┌──

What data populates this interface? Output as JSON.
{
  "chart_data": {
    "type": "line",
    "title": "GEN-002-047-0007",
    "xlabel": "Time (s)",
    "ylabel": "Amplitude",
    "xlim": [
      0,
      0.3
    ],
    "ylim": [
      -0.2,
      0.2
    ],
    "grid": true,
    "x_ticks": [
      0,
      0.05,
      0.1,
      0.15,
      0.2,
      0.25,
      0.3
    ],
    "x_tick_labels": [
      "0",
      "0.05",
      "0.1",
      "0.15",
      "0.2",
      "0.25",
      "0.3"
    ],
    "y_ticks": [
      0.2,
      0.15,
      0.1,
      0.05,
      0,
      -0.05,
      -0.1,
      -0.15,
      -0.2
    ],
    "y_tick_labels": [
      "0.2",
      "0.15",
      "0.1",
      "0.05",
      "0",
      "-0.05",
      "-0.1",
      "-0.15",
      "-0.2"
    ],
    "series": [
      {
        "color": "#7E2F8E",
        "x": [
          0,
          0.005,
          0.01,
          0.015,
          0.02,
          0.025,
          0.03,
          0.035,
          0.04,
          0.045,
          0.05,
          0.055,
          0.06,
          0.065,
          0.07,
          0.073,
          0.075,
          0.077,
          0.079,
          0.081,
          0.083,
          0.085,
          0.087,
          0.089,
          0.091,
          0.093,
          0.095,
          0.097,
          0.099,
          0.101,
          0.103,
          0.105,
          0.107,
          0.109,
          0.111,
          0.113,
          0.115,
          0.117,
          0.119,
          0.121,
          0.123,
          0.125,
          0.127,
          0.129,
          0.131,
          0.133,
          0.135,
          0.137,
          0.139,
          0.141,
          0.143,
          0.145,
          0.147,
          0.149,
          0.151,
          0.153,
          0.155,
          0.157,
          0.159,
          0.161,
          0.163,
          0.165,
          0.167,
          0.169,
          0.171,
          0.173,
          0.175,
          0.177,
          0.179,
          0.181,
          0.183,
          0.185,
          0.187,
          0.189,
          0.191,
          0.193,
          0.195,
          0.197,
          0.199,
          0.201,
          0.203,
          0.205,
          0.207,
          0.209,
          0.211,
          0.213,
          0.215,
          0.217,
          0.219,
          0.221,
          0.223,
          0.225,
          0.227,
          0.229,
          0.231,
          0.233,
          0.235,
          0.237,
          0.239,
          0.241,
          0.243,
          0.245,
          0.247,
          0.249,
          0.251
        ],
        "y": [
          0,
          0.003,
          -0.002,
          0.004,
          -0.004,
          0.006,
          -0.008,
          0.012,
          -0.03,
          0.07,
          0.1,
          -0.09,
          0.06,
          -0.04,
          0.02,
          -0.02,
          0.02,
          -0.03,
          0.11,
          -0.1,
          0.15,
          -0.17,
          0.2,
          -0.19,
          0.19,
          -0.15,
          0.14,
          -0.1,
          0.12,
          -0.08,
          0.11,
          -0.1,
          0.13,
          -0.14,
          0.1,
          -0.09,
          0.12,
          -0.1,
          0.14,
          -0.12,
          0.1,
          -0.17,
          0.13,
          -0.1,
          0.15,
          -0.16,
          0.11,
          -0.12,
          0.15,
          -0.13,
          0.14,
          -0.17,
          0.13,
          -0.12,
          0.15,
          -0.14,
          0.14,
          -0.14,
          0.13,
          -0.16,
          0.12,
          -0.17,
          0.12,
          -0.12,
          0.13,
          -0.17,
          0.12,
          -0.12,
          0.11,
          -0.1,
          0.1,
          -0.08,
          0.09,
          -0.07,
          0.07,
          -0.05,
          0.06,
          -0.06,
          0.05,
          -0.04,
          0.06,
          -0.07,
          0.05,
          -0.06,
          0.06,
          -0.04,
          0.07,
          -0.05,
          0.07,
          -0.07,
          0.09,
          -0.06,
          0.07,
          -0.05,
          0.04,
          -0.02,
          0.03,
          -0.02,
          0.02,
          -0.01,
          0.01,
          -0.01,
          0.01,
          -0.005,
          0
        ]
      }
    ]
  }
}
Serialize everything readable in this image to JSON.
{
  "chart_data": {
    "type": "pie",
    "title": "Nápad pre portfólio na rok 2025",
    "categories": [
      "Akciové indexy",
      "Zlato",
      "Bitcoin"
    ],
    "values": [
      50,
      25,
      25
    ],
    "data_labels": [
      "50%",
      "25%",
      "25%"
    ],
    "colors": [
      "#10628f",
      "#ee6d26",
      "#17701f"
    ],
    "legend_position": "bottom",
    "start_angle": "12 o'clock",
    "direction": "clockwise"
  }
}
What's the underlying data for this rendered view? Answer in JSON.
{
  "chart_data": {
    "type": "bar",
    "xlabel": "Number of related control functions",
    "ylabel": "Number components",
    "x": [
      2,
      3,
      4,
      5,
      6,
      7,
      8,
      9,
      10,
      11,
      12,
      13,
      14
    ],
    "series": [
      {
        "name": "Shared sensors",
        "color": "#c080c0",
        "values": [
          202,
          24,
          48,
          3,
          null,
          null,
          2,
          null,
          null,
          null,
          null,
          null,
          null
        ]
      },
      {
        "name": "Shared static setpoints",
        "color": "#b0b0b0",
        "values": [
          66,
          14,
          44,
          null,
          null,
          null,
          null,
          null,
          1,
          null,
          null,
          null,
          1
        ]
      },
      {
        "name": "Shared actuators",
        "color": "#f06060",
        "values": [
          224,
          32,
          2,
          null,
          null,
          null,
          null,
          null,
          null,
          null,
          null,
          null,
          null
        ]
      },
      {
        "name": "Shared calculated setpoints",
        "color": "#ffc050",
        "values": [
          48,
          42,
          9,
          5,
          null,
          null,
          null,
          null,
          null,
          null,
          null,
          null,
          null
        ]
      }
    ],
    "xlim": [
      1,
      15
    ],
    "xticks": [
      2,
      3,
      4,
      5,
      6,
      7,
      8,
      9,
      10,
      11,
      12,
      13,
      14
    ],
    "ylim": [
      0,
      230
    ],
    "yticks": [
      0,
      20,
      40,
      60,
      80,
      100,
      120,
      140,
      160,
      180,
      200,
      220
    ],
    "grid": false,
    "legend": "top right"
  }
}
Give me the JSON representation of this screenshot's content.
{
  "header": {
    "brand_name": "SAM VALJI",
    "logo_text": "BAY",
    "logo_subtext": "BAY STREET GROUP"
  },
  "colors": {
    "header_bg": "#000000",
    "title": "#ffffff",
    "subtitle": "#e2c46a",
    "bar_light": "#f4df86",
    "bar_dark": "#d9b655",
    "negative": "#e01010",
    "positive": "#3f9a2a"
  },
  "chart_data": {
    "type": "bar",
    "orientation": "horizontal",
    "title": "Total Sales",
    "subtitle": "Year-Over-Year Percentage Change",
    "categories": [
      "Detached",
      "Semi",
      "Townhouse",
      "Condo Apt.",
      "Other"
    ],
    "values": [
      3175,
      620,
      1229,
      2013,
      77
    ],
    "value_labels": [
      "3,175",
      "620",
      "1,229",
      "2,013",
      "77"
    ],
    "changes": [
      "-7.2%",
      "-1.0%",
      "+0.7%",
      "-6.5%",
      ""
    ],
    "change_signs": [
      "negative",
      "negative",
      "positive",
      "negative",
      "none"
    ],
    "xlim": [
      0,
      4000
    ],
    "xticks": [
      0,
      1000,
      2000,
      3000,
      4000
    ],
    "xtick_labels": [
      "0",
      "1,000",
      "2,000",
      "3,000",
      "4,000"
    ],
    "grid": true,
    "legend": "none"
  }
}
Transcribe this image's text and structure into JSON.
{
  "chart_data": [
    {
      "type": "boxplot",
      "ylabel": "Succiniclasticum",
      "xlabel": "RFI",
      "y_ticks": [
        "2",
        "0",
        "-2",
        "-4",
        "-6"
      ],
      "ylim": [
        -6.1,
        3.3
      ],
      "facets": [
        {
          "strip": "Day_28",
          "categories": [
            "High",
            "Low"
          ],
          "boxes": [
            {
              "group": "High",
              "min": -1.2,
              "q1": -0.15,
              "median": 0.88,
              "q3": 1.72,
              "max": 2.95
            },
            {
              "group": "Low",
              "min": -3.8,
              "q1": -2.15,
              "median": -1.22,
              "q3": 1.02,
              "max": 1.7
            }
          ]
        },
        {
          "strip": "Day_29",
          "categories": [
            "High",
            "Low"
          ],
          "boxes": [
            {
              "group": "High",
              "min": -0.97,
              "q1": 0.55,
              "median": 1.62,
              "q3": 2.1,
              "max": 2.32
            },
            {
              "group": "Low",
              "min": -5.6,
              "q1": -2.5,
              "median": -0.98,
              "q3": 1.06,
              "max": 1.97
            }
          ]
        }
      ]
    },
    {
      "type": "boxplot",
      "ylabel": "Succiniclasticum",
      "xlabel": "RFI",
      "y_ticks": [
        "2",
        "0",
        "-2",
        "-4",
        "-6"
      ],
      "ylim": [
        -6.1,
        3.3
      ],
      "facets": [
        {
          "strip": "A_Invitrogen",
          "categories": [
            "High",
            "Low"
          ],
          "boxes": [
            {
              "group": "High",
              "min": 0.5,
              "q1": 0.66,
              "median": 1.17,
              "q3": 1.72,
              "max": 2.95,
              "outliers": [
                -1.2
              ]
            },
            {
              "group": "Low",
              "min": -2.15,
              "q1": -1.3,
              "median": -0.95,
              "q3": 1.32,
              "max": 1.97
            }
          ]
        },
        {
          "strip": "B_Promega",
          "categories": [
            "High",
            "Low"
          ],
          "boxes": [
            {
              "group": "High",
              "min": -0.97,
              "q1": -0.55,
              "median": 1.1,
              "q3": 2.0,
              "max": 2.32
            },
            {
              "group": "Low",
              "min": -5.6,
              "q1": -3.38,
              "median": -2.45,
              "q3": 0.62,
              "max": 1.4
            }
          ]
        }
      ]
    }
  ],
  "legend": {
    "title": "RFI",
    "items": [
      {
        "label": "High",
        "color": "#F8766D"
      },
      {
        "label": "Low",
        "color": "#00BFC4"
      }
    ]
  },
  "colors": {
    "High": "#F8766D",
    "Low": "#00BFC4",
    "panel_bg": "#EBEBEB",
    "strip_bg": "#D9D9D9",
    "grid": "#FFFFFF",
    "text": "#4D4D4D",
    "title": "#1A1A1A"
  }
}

└──

Your goal
Say how many lines contain the string "xlabel", giving nothing but the count.

Exercise result
4